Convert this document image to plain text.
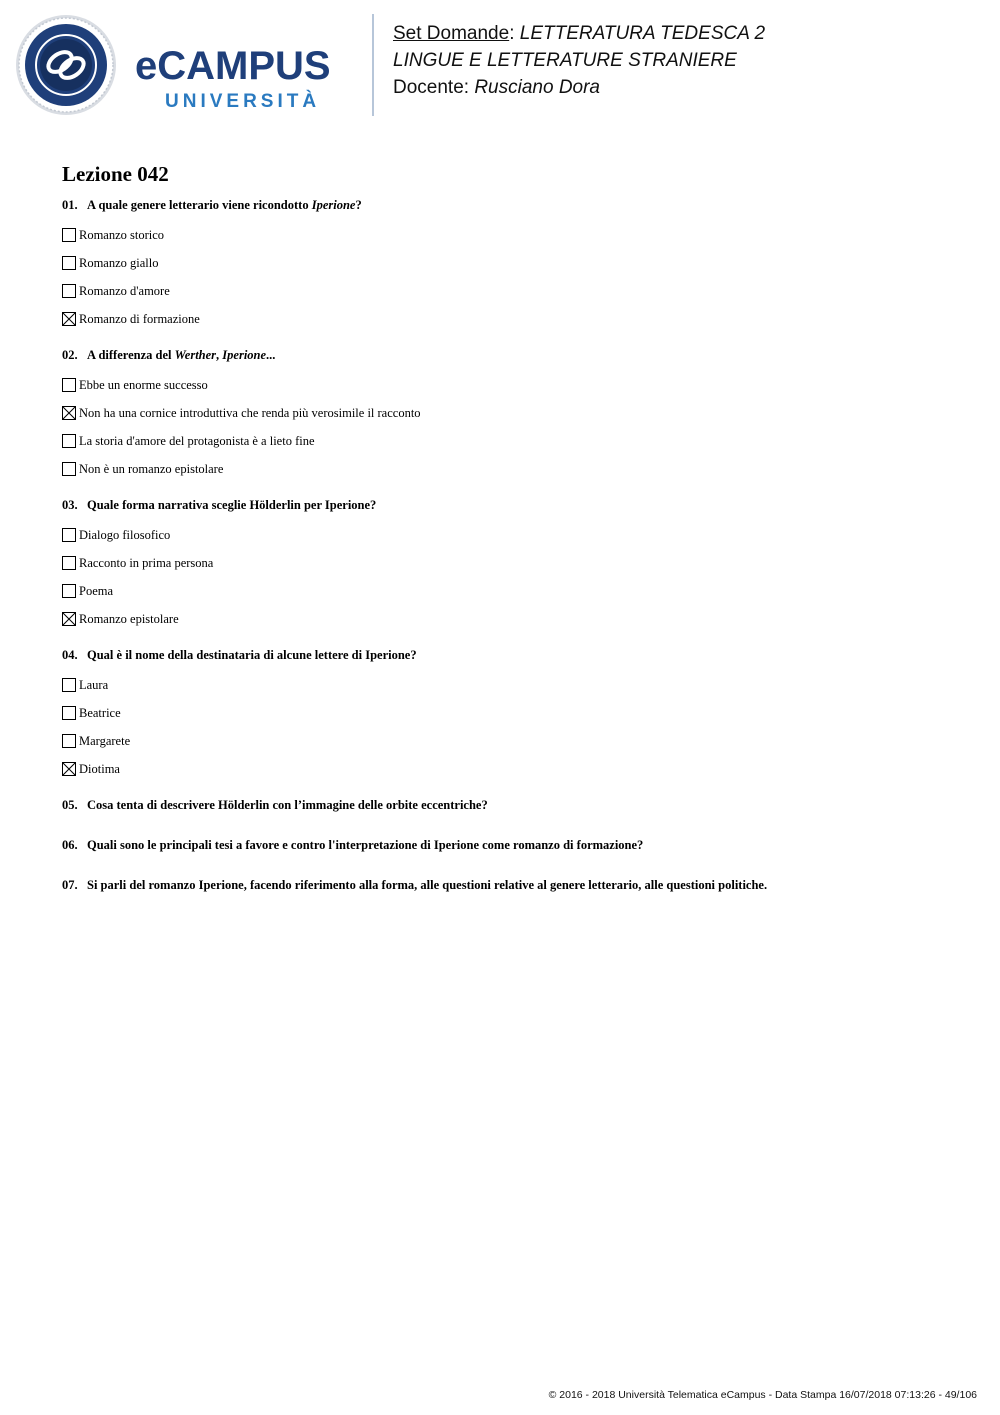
eCAMPUS
UNIVERSITÀ
Set Domande: LETTERATURA TEDESCA 2
LINGUE E LETTERATURE STRANIERE
Docente: Rusciano Dora
Lezione 042
01. A quale genere letterario viene ricondotto Iperione?
Romanzo storico
Romanzo giallo
Romanzo d'amore
Romanzo di formazione
02. A differenza del Werther, Iperione...
Ebbe un enorme successo
Non ha una cornice introduttiva che renda più verosimile il racconto
La storia d'amore del protagonista è a lieto fine
Non è un romanzo epistolare
03. Quale forma narrativa sceglie Hölderlin per Iperione?
Dialogo filosofico
Racconto in prima persona
Poema
Romanzo epistolare
04. Qual è il nome della destinataria di alcune lettere di Iperione?
Laura
Beatrice
Margarete
Diotima
05. Cosa tenta di descrivere Hölderlin con l’immagine delle orbite eccentriche?
06. Quali sono le principali tesi a favore e contro l'interpretazione di Iperione come romanzo di formazione?
07. Si parli del romanzo Iperione, facendo riferimento alla forma, alle questioni relative al genere letterario, alle questioni politiche.
© 2016 - 2018 Università Telematica eCampus - Data Stampa 16/07/2018 07:13:26 - 49/106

- [REQUIRED WORK]:
Pictures in the records above are not copied; print everything else exactly.

- [RESULT FOR THIS EXERCISE]:
Convert this document image to plain text.
eCAMPUS
UNIVERSITÀ
Set Domande: LETTERATURA TEDESCA 2
LINGUE E LETTERATURE STRANIERE
Docente: Rusciano Dora
Lezione 042
01. A quale genere letterario viene ricondotto Iperione?
Romanzo storico
Romanzo giallo
Romanzo d'amore
Romanzo di formazione
02. A differenza del Werther, Iperione...
Ebbe un enorme successo
Non ha una cornice introduttiva che renda più verosimile il racconto
La storia d'amore del protagonista è a lieto fine
Non è un romanzo epistolare
03. Quale forma narrativa sceglie Hölderlin per Iperione?
Dialogo filosofico
Racconto in prima persona
Poema
Romanzo epistolare
04. Qual è il nome della destinataria di alcune lettere di Iperione?
Laura
Beatrice
Margarete
Diotima
05. Cosa tenta di descrivere Hölderlin con l’immagine delle orbite eccentriche?
06. Quali sono le principali tesi a favore e contro l'interpretazione di Iperione come romanzo di formazione?
07. Si parli del romanzo Iperione, facendo riferimento alla forma, alle questioni relative al genere letterario, alle questioni politiche.
© 2016 - 2018 Università Telematica eCampus - Data Stampa 16/07/2018 07:13:26 - 49/106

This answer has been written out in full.